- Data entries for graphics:
[start]

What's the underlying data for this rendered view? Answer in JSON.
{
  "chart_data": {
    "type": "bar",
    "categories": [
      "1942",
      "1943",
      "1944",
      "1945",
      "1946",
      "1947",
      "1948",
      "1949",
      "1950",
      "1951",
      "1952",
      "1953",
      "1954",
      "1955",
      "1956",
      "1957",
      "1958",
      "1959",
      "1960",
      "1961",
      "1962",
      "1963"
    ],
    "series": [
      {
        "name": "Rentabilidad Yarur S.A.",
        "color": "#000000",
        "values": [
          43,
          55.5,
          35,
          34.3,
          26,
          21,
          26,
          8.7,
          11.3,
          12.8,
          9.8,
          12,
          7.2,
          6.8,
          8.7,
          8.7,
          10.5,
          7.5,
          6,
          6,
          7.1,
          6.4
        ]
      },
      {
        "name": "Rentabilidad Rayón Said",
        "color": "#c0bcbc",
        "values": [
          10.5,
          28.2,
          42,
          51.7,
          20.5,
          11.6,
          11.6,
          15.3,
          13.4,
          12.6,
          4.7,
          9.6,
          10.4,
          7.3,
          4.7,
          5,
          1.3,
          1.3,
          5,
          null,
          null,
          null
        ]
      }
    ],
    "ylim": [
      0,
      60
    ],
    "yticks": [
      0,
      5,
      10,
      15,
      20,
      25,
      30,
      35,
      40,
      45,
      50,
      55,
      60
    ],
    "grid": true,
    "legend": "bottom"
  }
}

[end]

- EXERCISE DESCRIPTION: Write out all the data again, exactly as it appears.

- WRITTEN ANSWER:
What's the underlying data for this rendered view? Answer in JSON.
{
  "chart_data": {
    "type": "bar",
    "categories": [
      "1942",
      "1943",
      "1944",
      "1945",
      "1946",
      "1947",
      "1948",
      "1949",
      "1950",
      "1951",
      "1952",
      "1953",
      "1954",
      "1955",
      "1956",
      "1957",
      "1958",
      "1959",
      "1960",
      "1961",
      "1962",
      "1963"
    ],
    "series": [
      {
        "name": "Rentabilidad Yarur S.A.",
        "color": "#000000",
        "values": [
          43,
          55.5,
          35,
          34.3,
          26,
          21,
          26,
          8.7,
          11.3,
          12.8,
          9.8,
          12,
          7.2,
          6.8,
          8.7,
          8.7,
          10.5,
          7.5,
          6,
          6,
          7.1,
          6.4
        ]
      },
      {
        "name": "Rentabilidad Rayón Said",
        "color": "#c0bcbc",
        "values": [
          10.5,
          28.2,
          42,
          51.7,
          20.5,
          11.6,
          11.6,
          15.3,
          13.4,
          12.6,
          4.7,
          9.6,
          10.4,
          7.3,
          4.7,
          5,
          1.3,
          1.3,
          5,
          null,
          null,
          null
        ]
      }
    ],
    "ylim": [
      0,
      60
    ],
    "yticks": [
      0,
      5,
      10,
      15,
      20,
      25,
      30,
      35,
      40,
      45,
      50,
      55,
      60
    ],
    "grid": true,
    "legend": "bottom"
  }
}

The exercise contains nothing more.